▸ The records
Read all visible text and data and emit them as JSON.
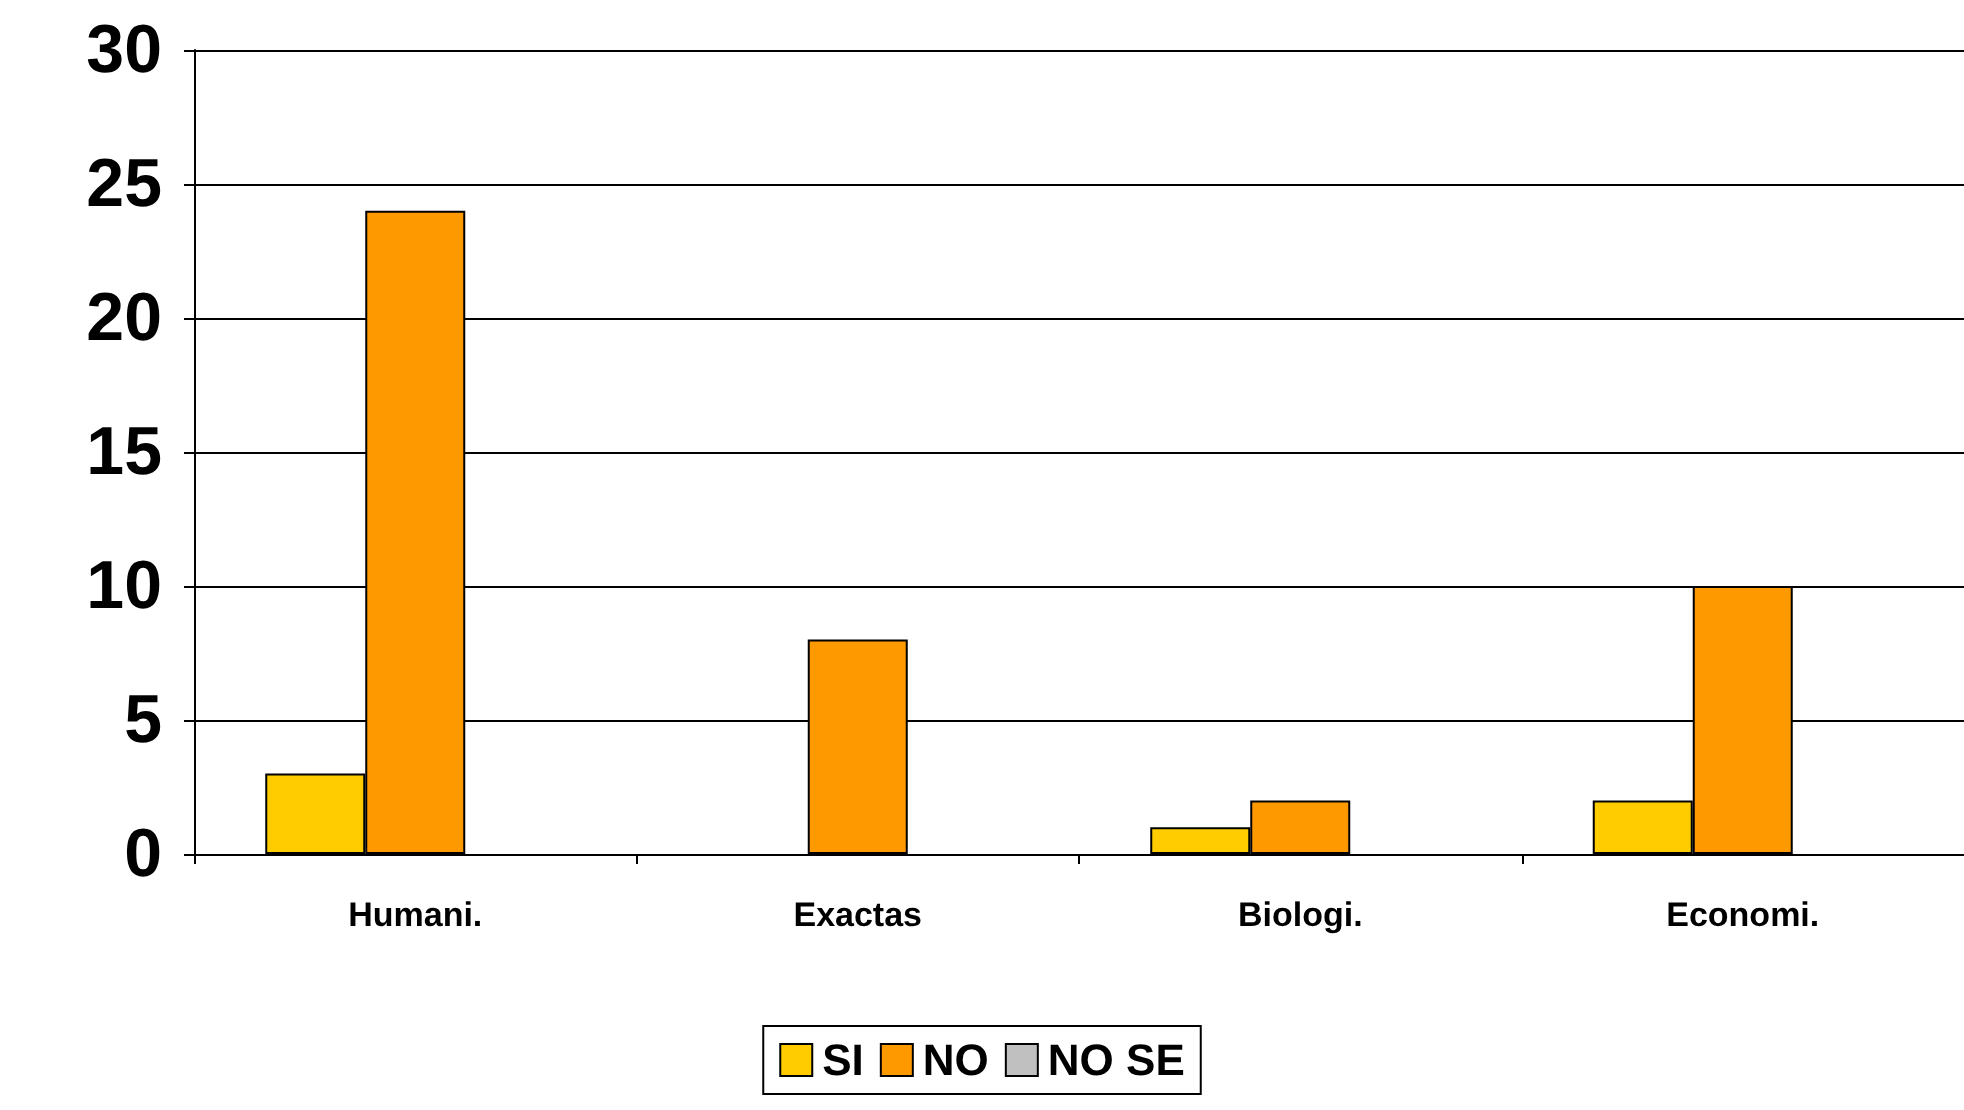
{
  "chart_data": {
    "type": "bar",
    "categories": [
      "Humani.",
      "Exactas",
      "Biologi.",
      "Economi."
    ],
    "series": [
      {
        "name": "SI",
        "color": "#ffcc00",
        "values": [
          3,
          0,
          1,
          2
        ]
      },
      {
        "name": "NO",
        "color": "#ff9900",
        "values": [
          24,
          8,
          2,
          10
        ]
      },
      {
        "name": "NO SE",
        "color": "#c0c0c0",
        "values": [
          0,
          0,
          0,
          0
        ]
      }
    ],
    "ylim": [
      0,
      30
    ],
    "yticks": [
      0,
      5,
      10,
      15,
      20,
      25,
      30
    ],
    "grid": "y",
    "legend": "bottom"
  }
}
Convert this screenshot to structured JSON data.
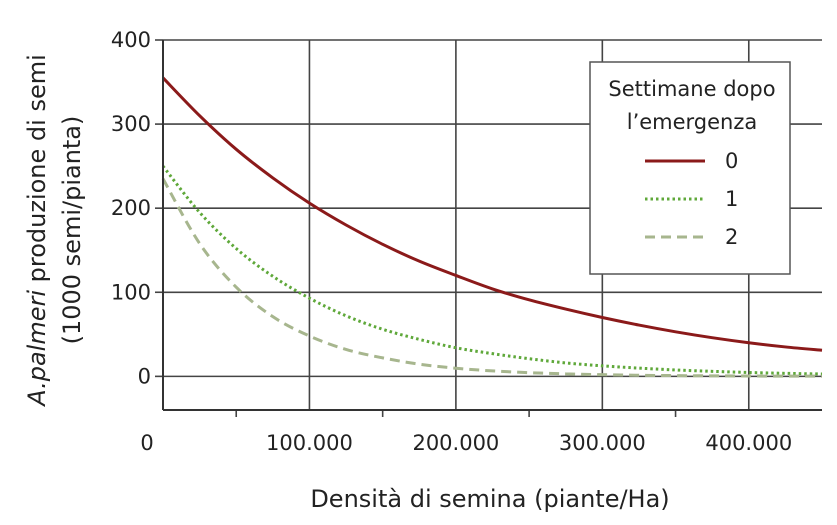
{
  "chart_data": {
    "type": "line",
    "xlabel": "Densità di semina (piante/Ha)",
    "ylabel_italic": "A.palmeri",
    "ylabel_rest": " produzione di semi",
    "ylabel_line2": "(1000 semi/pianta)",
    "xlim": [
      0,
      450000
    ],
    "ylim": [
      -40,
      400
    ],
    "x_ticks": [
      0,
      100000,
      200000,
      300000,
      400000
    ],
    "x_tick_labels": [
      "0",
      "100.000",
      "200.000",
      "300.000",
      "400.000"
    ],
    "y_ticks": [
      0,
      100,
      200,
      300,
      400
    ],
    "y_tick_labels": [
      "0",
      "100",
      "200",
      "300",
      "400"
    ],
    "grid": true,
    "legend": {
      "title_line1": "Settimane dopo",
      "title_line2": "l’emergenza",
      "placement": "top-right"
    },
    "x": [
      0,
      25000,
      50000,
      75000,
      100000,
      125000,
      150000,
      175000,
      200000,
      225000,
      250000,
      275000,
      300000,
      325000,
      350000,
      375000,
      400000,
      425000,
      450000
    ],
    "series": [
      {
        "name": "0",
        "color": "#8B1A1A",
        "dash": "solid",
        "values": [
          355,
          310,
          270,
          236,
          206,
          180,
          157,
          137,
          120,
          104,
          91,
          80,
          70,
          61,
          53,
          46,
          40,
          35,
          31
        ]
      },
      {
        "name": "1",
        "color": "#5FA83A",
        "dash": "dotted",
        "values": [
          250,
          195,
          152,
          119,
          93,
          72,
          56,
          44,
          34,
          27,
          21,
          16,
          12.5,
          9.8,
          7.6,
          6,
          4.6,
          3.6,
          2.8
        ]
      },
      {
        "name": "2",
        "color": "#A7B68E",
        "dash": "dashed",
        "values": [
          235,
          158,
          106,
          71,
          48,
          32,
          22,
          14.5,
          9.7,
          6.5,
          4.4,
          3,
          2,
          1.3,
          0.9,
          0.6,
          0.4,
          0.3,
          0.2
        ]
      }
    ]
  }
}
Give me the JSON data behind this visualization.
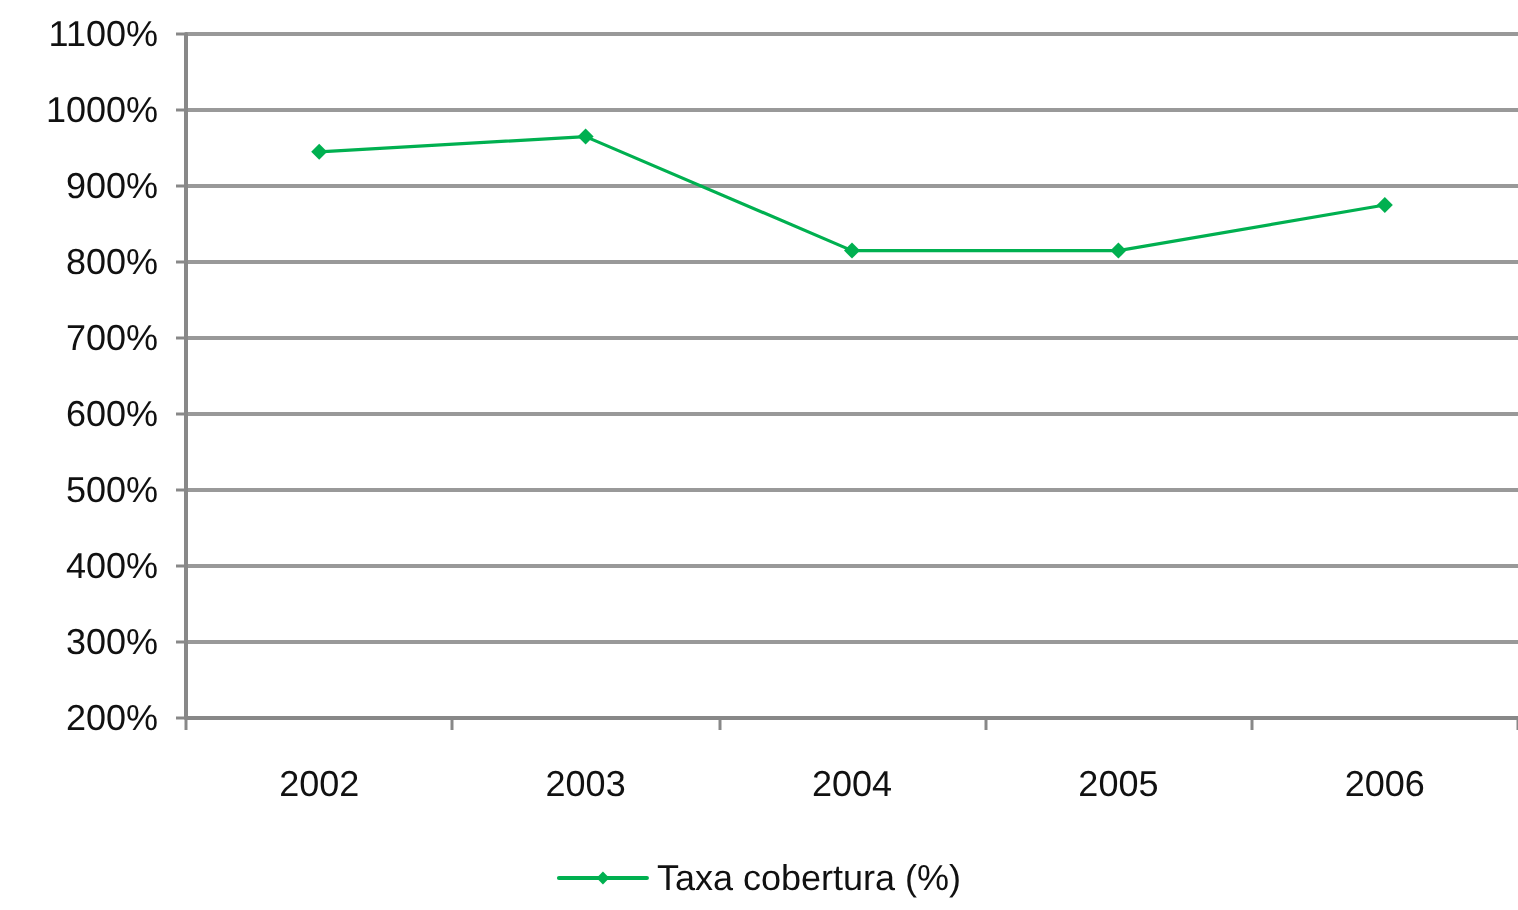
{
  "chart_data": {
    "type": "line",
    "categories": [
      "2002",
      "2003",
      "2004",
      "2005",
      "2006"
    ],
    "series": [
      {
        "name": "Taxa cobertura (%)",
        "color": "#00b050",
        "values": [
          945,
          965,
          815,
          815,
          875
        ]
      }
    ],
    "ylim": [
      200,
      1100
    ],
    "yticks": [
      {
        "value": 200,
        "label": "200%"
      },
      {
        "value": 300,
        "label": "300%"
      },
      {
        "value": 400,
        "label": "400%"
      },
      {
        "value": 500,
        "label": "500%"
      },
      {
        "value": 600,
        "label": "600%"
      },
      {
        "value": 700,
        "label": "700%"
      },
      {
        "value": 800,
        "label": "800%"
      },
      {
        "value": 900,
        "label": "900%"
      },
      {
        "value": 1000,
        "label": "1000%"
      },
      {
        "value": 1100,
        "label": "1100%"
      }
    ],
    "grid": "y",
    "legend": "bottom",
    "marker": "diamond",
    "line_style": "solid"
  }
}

▸ Exercise details
Skip the pictures and write out exactly the lines from the line containing "Give me the" through the end of the listing above.

▸ Written solution
Give me the JSON data behind this visualization.
{
  "chart_data": {
    "type": "line",
    "categories": [
      "2002",
      "2003",
      "2004",
      "2005",
      "2006"
    ],
    "series": [
      {
        "name": "Taxa cobertura (%)",
        "color": "#00b050",
        "values": [
          945,
          965,
          815,
          815,
          875
        ]
      }
    ],
    "ylim": [
      200,
      1100
    ],
    "yticks": [
      {
        "value": 200,
        "label": "200%"
      },
      {
        "value": 300,
        "label": "300%"
      },
      {
        "value": 400,
        "label": "400%"
      },
      {
        "value": 500,
        "label": "500%"
      },
      {
        "value": 600,
        "label": "600%"
      },
      {
        "value": 700,
        "label": "700%"
      },
      {
        "value": 800,
        "label": "800%"
      },
      {
        "value": 900,
        "label": "900%"
      },
      {
        "value": 1000,
        "label": "1000%"
      },
      {
        "value": 1100,
        "label": "1100%"
      }
    ],
    "grid": "y",
    "legend": "bottom",
    "marker": "diamond",
    "line_style": "solid"
  }
}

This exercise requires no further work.